■ **Records provided**:
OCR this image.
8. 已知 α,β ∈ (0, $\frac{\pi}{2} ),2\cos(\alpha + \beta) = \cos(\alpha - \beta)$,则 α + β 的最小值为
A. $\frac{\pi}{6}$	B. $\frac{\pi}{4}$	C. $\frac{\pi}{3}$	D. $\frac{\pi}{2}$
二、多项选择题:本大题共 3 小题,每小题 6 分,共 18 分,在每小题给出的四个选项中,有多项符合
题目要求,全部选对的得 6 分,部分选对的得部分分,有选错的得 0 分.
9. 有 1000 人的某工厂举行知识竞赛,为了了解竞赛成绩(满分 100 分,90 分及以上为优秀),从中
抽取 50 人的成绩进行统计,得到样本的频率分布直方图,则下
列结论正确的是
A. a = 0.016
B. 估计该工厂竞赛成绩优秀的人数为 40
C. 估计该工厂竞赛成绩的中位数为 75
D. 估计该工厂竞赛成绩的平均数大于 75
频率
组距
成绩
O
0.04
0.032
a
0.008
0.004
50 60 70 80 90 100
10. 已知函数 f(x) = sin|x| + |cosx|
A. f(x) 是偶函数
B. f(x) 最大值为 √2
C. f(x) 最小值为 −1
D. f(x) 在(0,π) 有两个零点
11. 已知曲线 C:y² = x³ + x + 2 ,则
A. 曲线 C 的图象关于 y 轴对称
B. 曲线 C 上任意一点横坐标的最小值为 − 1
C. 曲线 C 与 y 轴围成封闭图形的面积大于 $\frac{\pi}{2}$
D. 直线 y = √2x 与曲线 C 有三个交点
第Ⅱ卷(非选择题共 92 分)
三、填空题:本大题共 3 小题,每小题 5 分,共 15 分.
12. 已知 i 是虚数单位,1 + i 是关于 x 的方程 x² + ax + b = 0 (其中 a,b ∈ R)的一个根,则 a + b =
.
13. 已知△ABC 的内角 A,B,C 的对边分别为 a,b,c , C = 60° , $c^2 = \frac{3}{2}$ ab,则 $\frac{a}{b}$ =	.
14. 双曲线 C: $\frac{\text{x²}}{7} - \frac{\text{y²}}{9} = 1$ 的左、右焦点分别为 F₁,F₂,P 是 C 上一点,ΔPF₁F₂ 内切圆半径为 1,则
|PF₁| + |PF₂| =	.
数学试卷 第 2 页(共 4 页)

■ **Your goal**: Lines containing the word "frac" are to be tallied; report only the total.

■ **Answer below**: 5